Your task — Your task is to give the data again, exactly, with every line intact.

-=-=-=-=-

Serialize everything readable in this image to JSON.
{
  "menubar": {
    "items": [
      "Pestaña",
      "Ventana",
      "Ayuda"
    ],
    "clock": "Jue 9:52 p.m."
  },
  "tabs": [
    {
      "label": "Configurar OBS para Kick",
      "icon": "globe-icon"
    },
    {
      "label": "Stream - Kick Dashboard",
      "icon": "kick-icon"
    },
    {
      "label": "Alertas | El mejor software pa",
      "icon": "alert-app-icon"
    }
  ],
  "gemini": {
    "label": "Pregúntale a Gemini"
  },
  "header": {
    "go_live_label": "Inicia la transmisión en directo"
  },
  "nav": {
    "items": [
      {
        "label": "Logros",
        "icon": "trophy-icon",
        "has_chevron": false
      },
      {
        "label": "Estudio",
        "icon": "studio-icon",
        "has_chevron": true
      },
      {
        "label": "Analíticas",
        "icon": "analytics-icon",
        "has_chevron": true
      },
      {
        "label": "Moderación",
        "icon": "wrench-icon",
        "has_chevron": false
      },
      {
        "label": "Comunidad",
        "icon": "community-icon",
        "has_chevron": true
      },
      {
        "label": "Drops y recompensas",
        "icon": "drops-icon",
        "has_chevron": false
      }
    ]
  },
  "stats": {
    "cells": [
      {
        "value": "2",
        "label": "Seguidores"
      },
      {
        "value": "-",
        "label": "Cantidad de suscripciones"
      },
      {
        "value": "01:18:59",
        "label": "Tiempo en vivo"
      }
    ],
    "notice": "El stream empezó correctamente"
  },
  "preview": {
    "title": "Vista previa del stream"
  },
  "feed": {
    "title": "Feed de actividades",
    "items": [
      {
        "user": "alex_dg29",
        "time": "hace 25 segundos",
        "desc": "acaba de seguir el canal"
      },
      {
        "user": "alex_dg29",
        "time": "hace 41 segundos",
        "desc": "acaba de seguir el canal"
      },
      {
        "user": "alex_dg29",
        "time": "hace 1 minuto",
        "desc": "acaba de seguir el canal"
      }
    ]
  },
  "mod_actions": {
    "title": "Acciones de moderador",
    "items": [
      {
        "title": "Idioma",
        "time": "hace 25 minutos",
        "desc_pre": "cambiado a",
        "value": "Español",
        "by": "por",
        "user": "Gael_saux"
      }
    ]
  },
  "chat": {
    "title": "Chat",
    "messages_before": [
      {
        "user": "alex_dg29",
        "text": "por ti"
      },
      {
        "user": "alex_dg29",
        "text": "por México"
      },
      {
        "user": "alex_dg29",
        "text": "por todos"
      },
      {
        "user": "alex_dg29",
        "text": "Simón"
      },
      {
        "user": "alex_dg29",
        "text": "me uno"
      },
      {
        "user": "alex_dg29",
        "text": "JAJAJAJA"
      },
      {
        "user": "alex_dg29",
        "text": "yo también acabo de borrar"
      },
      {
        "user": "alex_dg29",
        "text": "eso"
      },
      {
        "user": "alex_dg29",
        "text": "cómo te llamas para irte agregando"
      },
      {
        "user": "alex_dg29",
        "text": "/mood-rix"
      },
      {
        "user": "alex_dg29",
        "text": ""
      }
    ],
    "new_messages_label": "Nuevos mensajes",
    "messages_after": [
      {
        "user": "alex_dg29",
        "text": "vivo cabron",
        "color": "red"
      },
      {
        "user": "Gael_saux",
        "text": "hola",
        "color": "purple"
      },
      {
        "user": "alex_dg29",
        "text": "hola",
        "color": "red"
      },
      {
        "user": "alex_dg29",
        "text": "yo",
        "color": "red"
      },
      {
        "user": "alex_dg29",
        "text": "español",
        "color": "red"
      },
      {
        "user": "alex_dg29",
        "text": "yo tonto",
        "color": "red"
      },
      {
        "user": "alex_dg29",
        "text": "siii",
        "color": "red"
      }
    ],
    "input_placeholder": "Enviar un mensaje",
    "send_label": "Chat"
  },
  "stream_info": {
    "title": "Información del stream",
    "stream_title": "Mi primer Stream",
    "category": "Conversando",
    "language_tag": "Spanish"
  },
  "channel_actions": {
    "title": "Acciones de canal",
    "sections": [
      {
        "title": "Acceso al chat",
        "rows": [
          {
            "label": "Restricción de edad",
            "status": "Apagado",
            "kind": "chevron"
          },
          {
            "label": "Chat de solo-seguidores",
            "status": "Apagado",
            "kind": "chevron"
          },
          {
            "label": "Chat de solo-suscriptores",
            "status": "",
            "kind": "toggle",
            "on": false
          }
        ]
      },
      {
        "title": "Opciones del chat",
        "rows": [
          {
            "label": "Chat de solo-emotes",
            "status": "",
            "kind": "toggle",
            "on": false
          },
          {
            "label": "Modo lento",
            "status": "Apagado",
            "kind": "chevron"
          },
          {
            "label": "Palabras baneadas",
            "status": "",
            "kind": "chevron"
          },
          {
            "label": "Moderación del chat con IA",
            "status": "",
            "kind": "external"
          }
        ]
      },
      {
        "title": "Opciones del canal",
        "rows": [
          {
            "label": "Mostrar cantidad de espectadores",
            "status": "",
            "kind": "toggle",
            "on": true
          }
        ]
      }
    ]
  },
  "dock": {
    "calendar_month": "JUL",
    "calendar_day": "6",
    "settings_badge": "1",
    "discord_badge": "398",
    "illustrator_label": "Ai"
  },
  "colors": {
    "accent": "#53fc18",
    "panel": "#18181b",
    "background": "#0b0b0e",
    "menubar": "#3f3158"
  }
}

-=-=-=-=-

Solution —
Serialize everything readable in this image to JSON.
{
  "menubar": {
    "items": [
      "Pestaña",
      "Ventana",
      "Ayuda"
    ],
    "clock": "Jue 9:52 p.m."
  },
  "tabs": [
    {
      "label": "Configurar OBS para Kick",
      "icon": "globe-icon"
    },
    {
      "label": "Stream - Kick Dashboard",
      "icon": "kick-icon"
    },
    {
      "label": "Alertas | El mejor software pa",
      "icon": "alert-app-icon"
    }
  ],
  "gemini": {
    "label": "Pregúntale a Gemini"
  },
  "header": {
    "go_live_label": "Inicia la transmisión en directo"
  },
  "nav": {
    "items": [
      {
        "label": "Logros",
        "icon": "trophy-icon",
        "has_chevron": false
      },
      {
        "label": "Estudio",
        "icon": "studio-icon",
        "has_chevron": true
      },
      {
        "label": "Analíticas",
        "icon": "analytics-icon",
        "has_chevron": true
      },
      {
        "label": "Moderación",
        "icon": "wrench-icon",
        "has_chevron": false
      },
      {
        "label": "Comunidad",
        "icon": "community-icon",
        "has_chevron": true
      },
      {
        "label": "Drops y recompensas",
        "icon": "drops-icon",
        "has_chevron": false
      }
    ]
  },
  "stats": {
    "cells": [
      {
        "value": "2",
        "label": "Seguidores"
      },
      {
        "value": "-",
        "label": "Cantidad de suscripciones"
      },
      {
        "value": "01:18:59",
        "label": "Tiempo en vivo"
      }
    ],
    "notice": "El stream empezó correctamente"
  },
  "preview": {
    "title": "Vista previa del stream"
  },
  "feed": {
    "title": "Feed de actividades",
    "items": [
      {
        "user": "alex_dg29",
        "time": "hace 25 segundos",
        "desc": "acaba de seguir el canal"
      },
      {
        "user": "alex_dg29",
        "time": "hace 41 segundos",
        "desc": "acaba de seguir el canal"
      },
      {
        "user": "alex_dg29",
        "time": "hace 1 minuto",
        "desc": "acaba de seguir el canal"
      }
    ]
  },
  "mod_actions": {
    "title": "Acciones de moderador",
    "items": [
      {
        "title": "Idioma",
        "time": "hace 25 minutos",
        "desc_pre": "cambiado a",
        "value": "Español",
        "by": "por",
        "user": "Gael_saux"
      }
    ]
  },
  "chat": {
    "title": "Chat",
    "messages_before": [
      {
        "user": "alex_dg29",
        "text": "por ti"
      },
      {
        "user": "alex_dg29",
        "text": "por México"
      },
      {
        "user": "alex_dg29",
        "text": "por todos"
      },
      {
        "user": "alex_dg29",
        "text": "Simón"
      },
      {
        "user": "alex_dg29",
        "text": "me uno"
      },
      {
        "user": "alex_dg29",
        "text": "JAJAJAJA"
      },
      {
        "user": "alex_dg29",
        "text": "yo también acabo de borrar"
      },
      {
        "user": "alex_dg29",
        "text": "eso"
      },
      {
        "user": "alex_dg29",
        "text": "cómo te llamas para irte agregando"
      },
      {
        "user": "alex_dg29",
        "text": "/mood-rix"
      },
      {
        "user": "alex_dg29",
        "text": ""
      }
    ],
    "new_messages_label": "Nuevos mensajes",
    "messages_after": [
      {
        "user": "alex_dg29",
        "text": "vivo cabron",
        "color": "red"
      },
      {
        "user": "Gael_saux",
        "text": "hola",
        "color": "purple"
      },
      {
        "user": "alex_dg29",
        "text": "hola",
        "color": "red"
      },
      {
        "user": "alex_dg29",
        "text": "yo",
        "color": "red"
      },
      {
        "user": "alex_dg29",
        "text": "español",
        "color": "red"
      },
      {
        "user": "alex_dg29",
        "text": "yo tonto",
        "color": "red"
      },
      {
        "user": "alex_dg29",
        "text": "siii",
        "color": "red"
      }
    ],
    "input_placeholder": "Enviar un mensaje",
    "send_label": "Chat"
  },
  "stream_info": {
    "title": "Información del stream",
    "stream_title": "Mi primer Stream",
    "category": "Conversando",
    "language_tag": "Spanish"
  },
  "channel_actions": {
    "title": "Acciones de canal",
    "sections": [
      {
        "title": "Acceso al chat",
        "rows": [
          {
            "label": "Restricción de edad",
            "status": "Apagado",
            "kind": "chevron"
          },
          {
            "label": "Chat de solo-seguidores",
            "status": "Apagado",
            "kind": "chevron"
          },
          {
            "label": "Chat de solo-suscriptores",
            "status": "",
            "kind": "toggle",
            "on": false
          }
        ]
      },
      {
        "title": "Opciones del chat",
        "rows": [
          {
            "label": "Chat de solo-emotes",
            "status": "",
            "kind": "toggle",
            "on": false
          },
          {
            "label": "Modo lento",
            "status": "Apagado",
            "kind": "chevron"
          },
          {
            "label": "Palabras baneadas",
            "status": "",
            "kind": "chevron"
          },
          {
            "label": "Moderación del chat con IA",
            "status": "",
            "kind": "external"
          }
        ]
      },
      {
        "title": "Opciones del canal",
        "rows": [
          {
            "label": "Mostrar cantidad de espectadores",
            "status": "",
            "kind": "toggle",
            "on": true
          }
        ]
      }
    ]
  },
  "dock": {
    "calendar_month": "JUL",
    "calendar_day": "6",
    "settings_badge": "1",
    "discord_badge": "398",
    "illustrator_label": "Ai"
  },
  "colors": {
    "accent": "#53fc18",
    "panel": "#18181b",
    "background": "#0b0b0e",
    "menubar": "#3f3158"
  }
}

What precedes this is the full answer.